* BEGIN Data for processing *

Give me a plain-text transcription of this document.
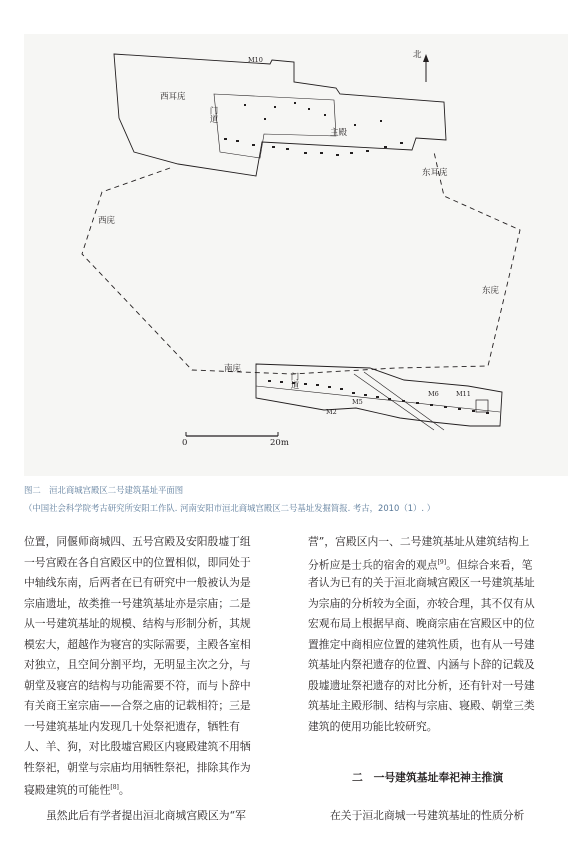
北
M10
西耳庑
门道
主殿
东耳庑
西庑
东庑
南庑
门道
M6	M11
M5
M2
0	20m
图二　洹北商城宫殿区二号建筑基址平面图
（中国社会科学院考古研究所安阳工作队. 河南安阳市洹北商城宫殿区二号基址发掘简报. 考古，2010（1）. ）
位置，同偃师商城四、五号宫殿及安阳殷墟丁组
一号宫殿在各自宫殿区中的位置相似，即同处于
中轴线东南，后两者在已有研究中一般被认为是
宗庙遗址，故类推一号建筑基址亦是宗庙；二是
从一号建筑基址的规模、结构与形制分析，其规
模宏大，超越作为寝宫的实际需要，主殿各室相
对独立，且空间分割平均，无明显主次之分，与
朝堂及寝宫的结构与功能需要不符，而与卜辞中
有关商王室宗庙——合祭之庙的记载相符；三是
一号建筑基址内发现几十处祭祀遗存，牺牲有
人、羊、狗，对比殷墟宫殿区内寝殿建筑不用牺
牲祭祀，朝堂与宗庙均用牺牲祭祀，排除其作为
寝殿建筑的可能性[8]。
营”，宫殿区内一、二号建筑基址从建筑结构上
分析应是士兵的宿舍的观点[9]。但综合来看，笔
者认为已有的关于洹北商城宫殿区一号建筑基址
为宗庙的分析较为全面，亦较合理，其不仅有从
宏观布局上根据早商、晚商宗庙在宫殿区中的位
置推定中商相应位置的建筑性质，也有从一号建
筑基址内祭祀遗存的位置、内涵与卜辞的记载及
殷墟遗址祭祀遗存的对比分析，还有针对一号建
筑基址主殿形制、结构与宗庙、寝殿、朝堂三类
建筑的使用功能比较研究。
二　一号建筑基址奉祀神主推演
虽然此后有学者提出洹北商城宫殿区为“军	在关于洹北商城一号建筑基址的性质分析
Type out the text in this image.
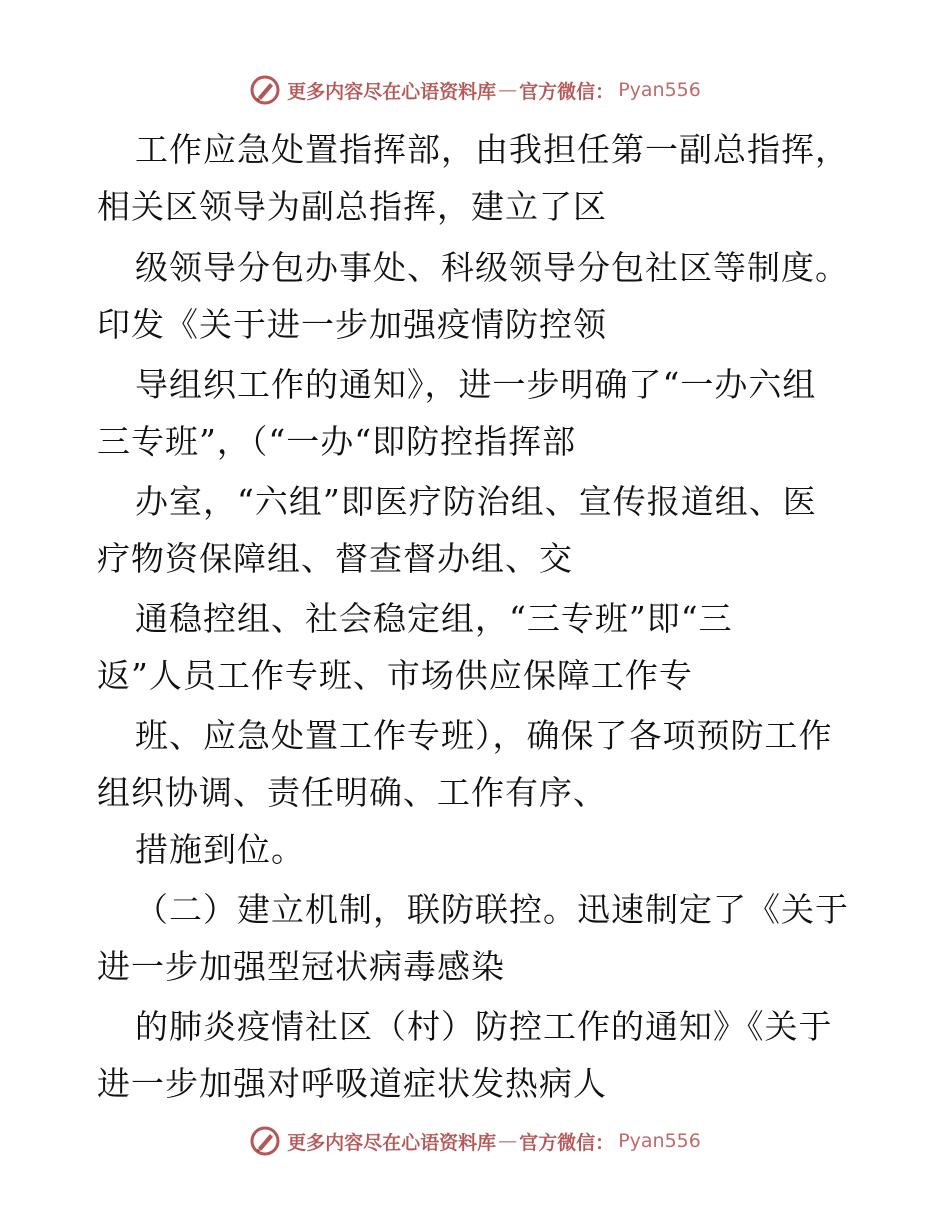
更多内容尽在心语资料库 — 官方微信： Pyan556
工作应急处置指挥部，由我担任第一副总指挥，
相关区领导为副总指挥，建立了区
级领导分包办事处、科级领导分包社区等制度。
印发《关于进一步加强疫情防控领
导组织工作的通知》，进一步明确了“一办六组
三专班”，（“一办“即防控指挥部
办室，“六组”即医疗防治组、宣传报道组、医
疗物资保障组、督查督办组、交
通稳控组、社会稳定组，“三专班”即“三
返”人员工作专班、市场供应保障工作专
班、应急处置工作专班），确保了各项预防工作
组织协调、责任明确、工作有序、
措施到位。
（二）建立机制，联防联控。迅速制定了《关于
进一步加强型冠状病毒感染
的肺炎疫情社区（村）防控工作的通知》《关于
进一步加强对呼吸道症状发热病人
更多内容尽在心语资料库 — 官方微信： Pyan556
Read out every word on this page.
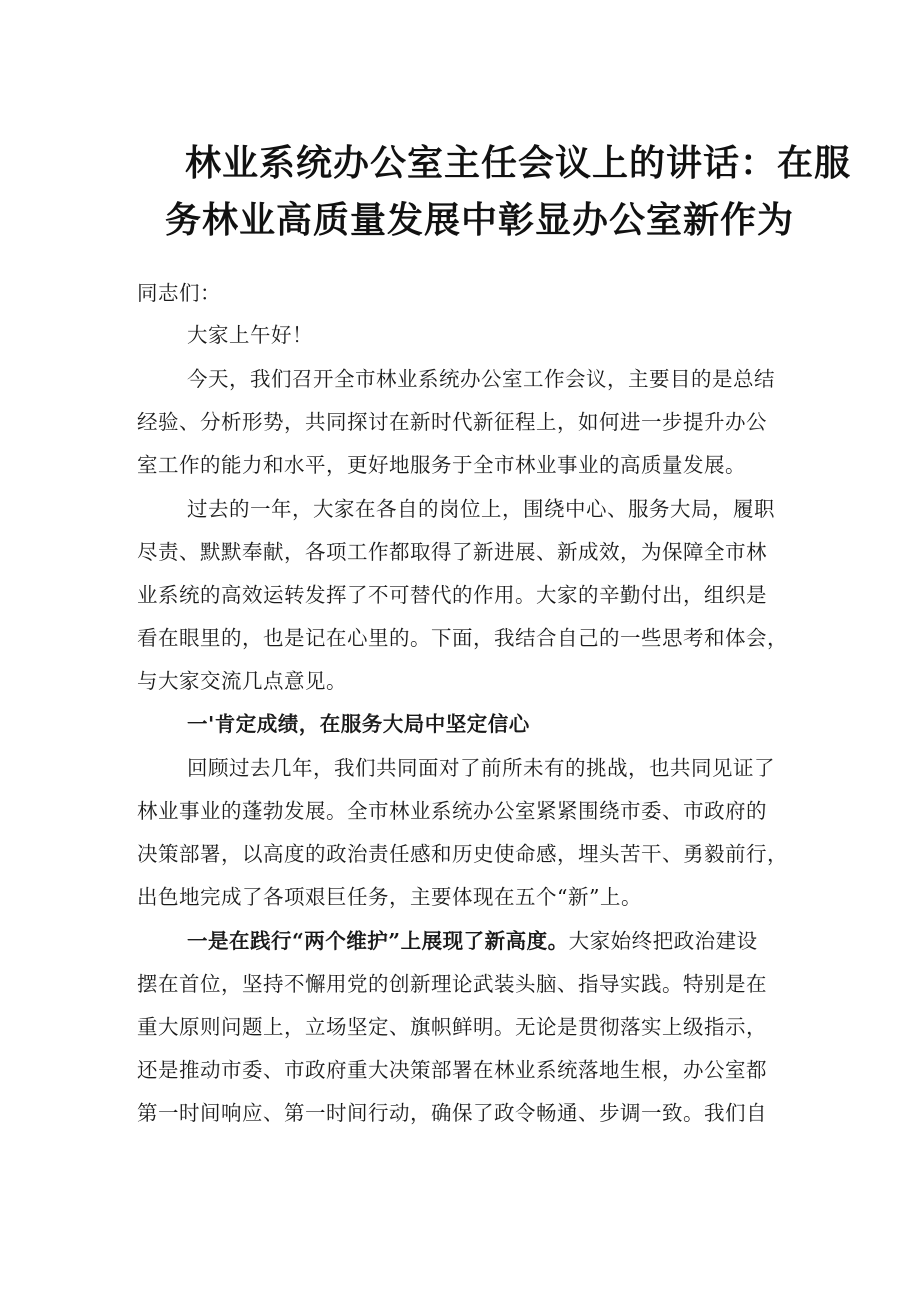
林业系统办公室主任会议上的讲话：在服
务林业高质量发展中彰显办公室新作为

同志们：

大家上午好！

今天，我们召开全市林业系统办公室工作会议，主要目的是总结

经验、分析形势，共同探讨在新时代新征程上，如何进一步提升办公

室工作的能力和水平，更好地服务于全市林业事业的高质量发展。

过去的一年，大家在各自的岗位上，围绕中心、服务大局，履职

尽责、默默奉献，各项工作都取得了新进展、新成效，为保障全市林

业系统的高效运转发挥了不可替代的作用。大家的辛勤付出，组织是

看在眼里的，也是记在心里的。下面，我结合自己的一些思考和体会，

与大家交流几点意见。

一'肯定成绩，在服务大局中坚定信心

回顾过去几年，我们共同面对了前所未有的挑战，也共同见证了

林业事业的蓬勃发展。全市林业系统办公室紧紧围绕市委、市政府的

决策部署，以高度的政治责任感和历史使命感，埋头苦干、勇毅前行，

出色地完成了各项艰巨任务，主要体现在五个“新”上。

一是在践行“两个维护”上展现了新高度。大家始终把政治建设

摆在首位，坚持不懈用党的创新理论武装头脑、指导实践。特别是在

重大原则问题上，立场坚定、旗帜鲜明。无论是贯彻落实上级指示，

还是推动市委、市政府重大决策部署在林业系统落地生根，办公室都

第一时间响应、第一时间行动，确保了政令畅通、步调一致。我们自
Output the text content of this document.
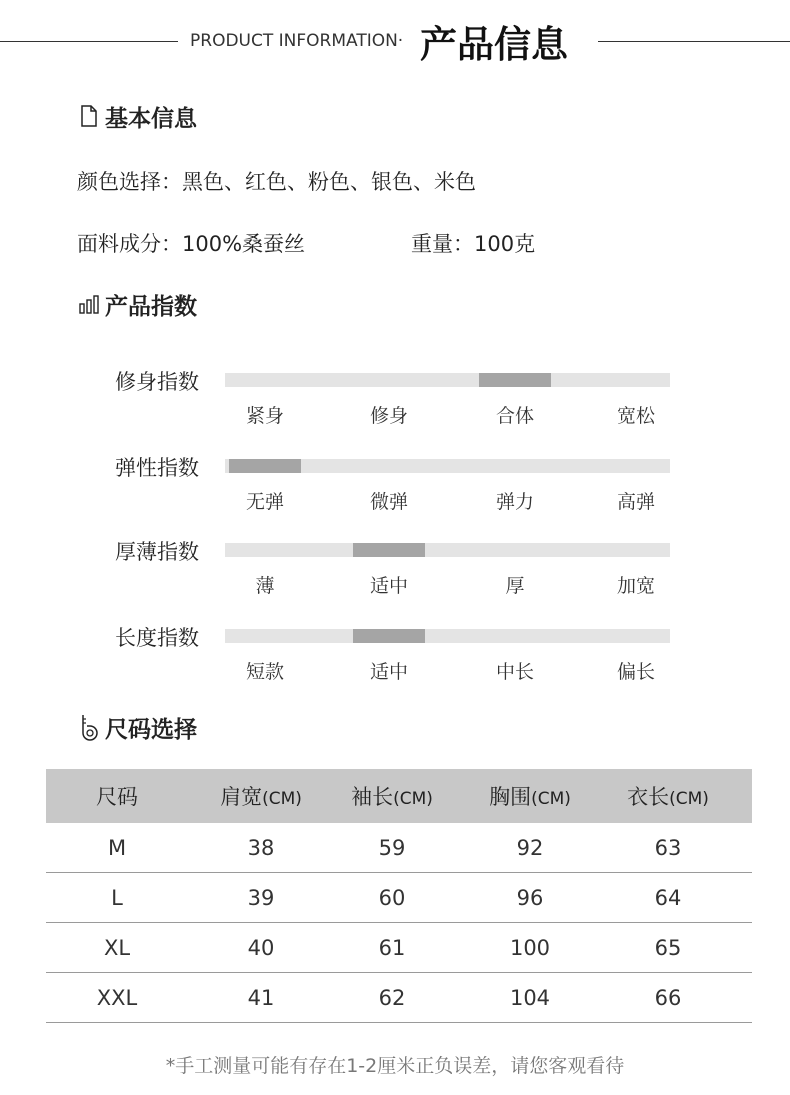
PRODUCT INFORMATION· 产品信息
基本信息
颜色选择：黑色、红色、粉色、银色、米色
面料成分：100%桑蚕丝	重量：100克
产品指数
修身指数
紧身	修身	合体	宽松
弹性指数
无弹	微弹	弹力	高弹
厚薄指数
薄	适中	厚	加宽
长度指数
短款	适中	中长	偏长
尺码选择
尺码	肩宽(CM)	袖长(CM)	胸围(CM)	衣长(CM)
M	38	59	92	63
L	39	60	96	64
XL	40	61	100	65
XXL	41	62	104	66
*手工测量可能有存在1-2厘米正负误差，请您客观看待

* END Data for processing *

* Problem to work on *
Return only the number of lines in the data above that include the word "document".

* Expected answer *
2